Given exercise:
Every line must be returned precisely as it is written.

Records provided:
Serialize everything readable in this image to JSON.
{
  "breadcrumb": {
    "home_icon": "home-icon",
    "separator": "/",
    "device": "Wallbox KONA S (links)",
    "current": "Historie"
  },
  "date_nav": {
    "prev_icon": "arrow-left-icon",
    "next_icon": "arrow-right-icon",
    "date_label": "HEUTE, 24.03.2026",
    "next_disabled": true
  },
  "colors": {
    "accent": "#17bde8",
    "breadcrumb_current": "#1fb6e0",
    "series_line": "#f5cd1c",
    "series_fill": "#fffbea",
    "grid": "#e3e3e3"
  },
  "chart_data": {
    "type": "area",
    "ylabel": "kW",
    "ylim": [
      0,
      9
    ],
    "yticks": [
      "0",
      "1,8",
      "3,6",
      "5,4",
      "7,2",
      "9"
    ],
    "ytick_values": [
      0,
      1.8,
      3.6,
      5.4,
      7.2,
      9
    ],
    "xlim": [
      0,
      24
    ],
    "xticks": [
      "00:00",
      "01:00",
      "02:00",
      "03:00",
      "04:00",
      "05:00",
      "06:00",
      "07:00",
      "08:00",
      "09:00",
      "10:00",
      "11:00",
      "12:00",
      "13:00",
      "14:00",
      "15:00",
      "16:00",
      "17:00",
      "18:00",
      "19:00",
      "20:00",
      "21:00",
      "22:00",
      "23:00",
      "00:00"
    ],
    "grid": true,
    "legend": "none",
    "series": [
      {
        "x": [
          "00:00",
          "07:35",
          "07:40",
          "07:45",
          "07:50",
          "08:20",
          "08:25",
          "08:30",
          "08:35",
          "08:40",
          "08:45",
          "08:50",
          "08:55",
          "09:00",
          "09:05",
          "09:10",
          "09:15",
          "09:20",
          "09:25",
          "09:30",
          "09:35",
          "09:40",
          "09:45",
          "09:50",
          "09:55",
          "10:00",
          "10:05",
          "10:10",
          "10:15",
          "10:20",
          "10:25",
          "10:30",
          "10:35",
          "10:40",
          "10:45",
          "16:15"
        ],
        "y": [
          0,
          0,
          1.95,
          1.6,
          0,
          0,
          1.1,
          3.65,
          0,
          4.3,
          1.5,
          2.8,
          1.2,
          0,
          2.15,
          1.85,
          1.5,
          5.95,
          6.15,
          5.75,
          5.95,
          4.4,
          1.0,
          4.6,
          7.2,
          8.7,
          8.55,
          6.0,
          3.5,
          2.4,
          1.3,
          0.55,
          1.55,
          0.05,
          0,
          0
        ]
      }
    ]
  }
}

Exercise answer:
Serialize everything readable in this image to JSON.
{
  "breadcrumb": {
    "home_icon": "home-icon",
    "separator": "/",
    "device": "Wallbox KONA S (links)",
    "current": "Historie"
  },
  "date_nav": {
    "prev_icon": "arrow-left-icon",
    "next_icon": "arrow-right-icon",
    "date_label": "HEUTE, 24.03.2026",
    "next_disabled": true
  },
  "colors": {
    "accent": "#17bde8",
    "breadcrumb_current": "#1fb6e0",
    "series_line": "#f5cd1c",
    "series_fill": "#fffbea",
    "grid": "#e3e3e3"
  },
  "chart_data": {
    "type": "area",
    "ylabel": "kW",
    "ylim": [
      0,
      9
    ],
    "yticks": [
      "0",
      "1,8",
      "3,6",
      "5,4",
      "7,2",
      "9"
    ],
    "ytick_values": [
      0,
      1.8,
      3.6,
      5.4,
      7.2,
      9
    ],
    "xlim": [
      0,
      24
    ],
    "xticks": [
      "00:00",
      "01:00",
      "02:00",
      "03:00",
      "04:00",
      "05:00",
      "06:00",
      "07:00",
      "08:00",
      "09:00",
      "10:00",
      "11:00",
      "12:00",
      "13:00",
      "14:00",
      "15:00",
      "16:00",
      "17:00",
      "18:00",
      "19:00",
      "20:00",
      "21:00",
      "22:00",
      "23:00",
      "00:00"
    ],
    "grid": true,
    "legend": "none",
    "series": [
      {
        "x": [
          "00:00",
          "07:35",
          "07:40",
          "07:45",
          "07:50",
          "08:20",
          "08:25",
          "08:30",
          "08:35",
          "08:40",
          "08:45",
          "08:50",
          "08:55",
          "09:00",
          "09:05",
          "09:10",
          "09:15",
          "09:20",
          "09:25",
          "09:30",
          "09:35",
          "09:40",
          "09:45",
          "09:50",
          "09:55",
          "10:00",
          "10:05",
          "10:10",
          "10:15",
          "10:20",
          "10:25",
          "10:30",
          "10:35",
          "10:40",
          "10:45",
          "16:15"
        ],
        "y": [
          0,
          0,
          1.95,
          1.6,
          0,
          0,
          1.1,
          3.65,
          0,
          4.3,
          1.5,
          2.8,
          1.2,
          0,
          2.15,
          1.85,
          1.5,
          5.95,
          6.15,
          5.75,
          5.95,
          4.4,
          1.0,
          4.6,
          7.2,
          8.7,
          8.55,
          6.0,
          3.5,
          2.4,
          1.3,
          0.55,
          1.55,
          0.05,
          0,
          0
        ]
      }
    ]
  }
}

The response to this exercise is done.